* **Aim of the task**: Write the listing below out again exactly, dropping the images.

* **Record extracts**:

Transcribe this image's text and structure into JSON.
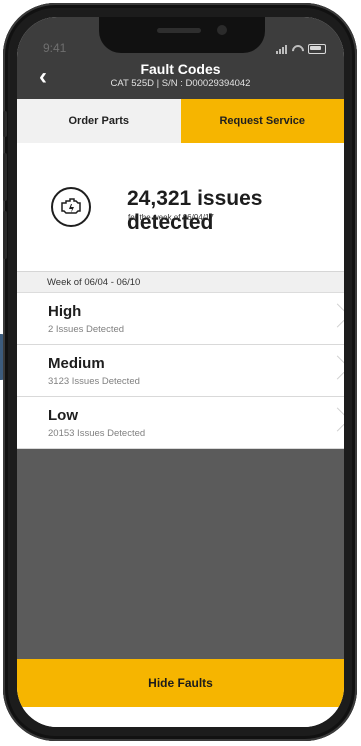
{
  "status_bar": {
    "time": "9:41"
  },
  "header": {
    "back_icon": "chevron-left-icon",
    "title": "Fault Codes",
    "subtitle": "CAT 525D | S/N : D00029394042"
  },
  "tabs": [
    {
      "label": "Order Parts"
    },
    {
      "label": "Request Service"
    }
  ],
  "summary": {
    "icon": "engine-warning-icon",
    "count_text": "24,321 issues detected",
    "week_text": "for the week of 06/04/17"
  },
  "week_header": "Week of 06/04 - 06/10",
  "issues": [
    {
      "label": "High",
      "detail": "2 Issues Detected"
    },
    {
      "label": "Medium",
      "detail": "3123 Issues Detected"
    },
    {
      "label": "Low",
      "detail": "20153 Issues Detected"
    }
  ],
  "footer": {
    "button_label": "Hide Faults"
  },
  "colors": {
    "accent": "#f6b500",
    "header": "#3d3d3d",
    "empty_area": "#5b5b5b"
  }
}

* **Result of this exercise**:
Transcribe this image's text and structure into JSON.
{
  "status_bar": {
    "time": "9:41"
  },
  "header": {
    "back_icon": "chevron-left-icon",
    "title": "Fault Codes",
    "subtitle": "CAT 525D | S/N : D00029394042"
  },
  "tabs": [
    {
      "label": "Order Parts"
    },
    {
      "label": "Request Service"
    }
  ],
  "summary": {
    "icon": "engine-warning-icon",
    "count_text": "24,321 issues detected",
    "week_text": "for the week of 06/04/17"
  },
  "week_header": "Week of 06/04 - 06/10",
  "issues": [
    {
      "label": "High",
      "detail": "2 Issues Detected"
    },
    {
      "label": "Medium",
      "detail": "3123 Issues Detected"
    },
    {
      "label": "Low",
      "detail": "20153 Issues Detected"
    }
  ],
  "footer": {
    "button_label": "Hide Faults"
  },
  "colors": {
    "accent": "#f6b500",
    "header": "#3d3d3d",
    "empty_area": "#5b5b5b"
  }
}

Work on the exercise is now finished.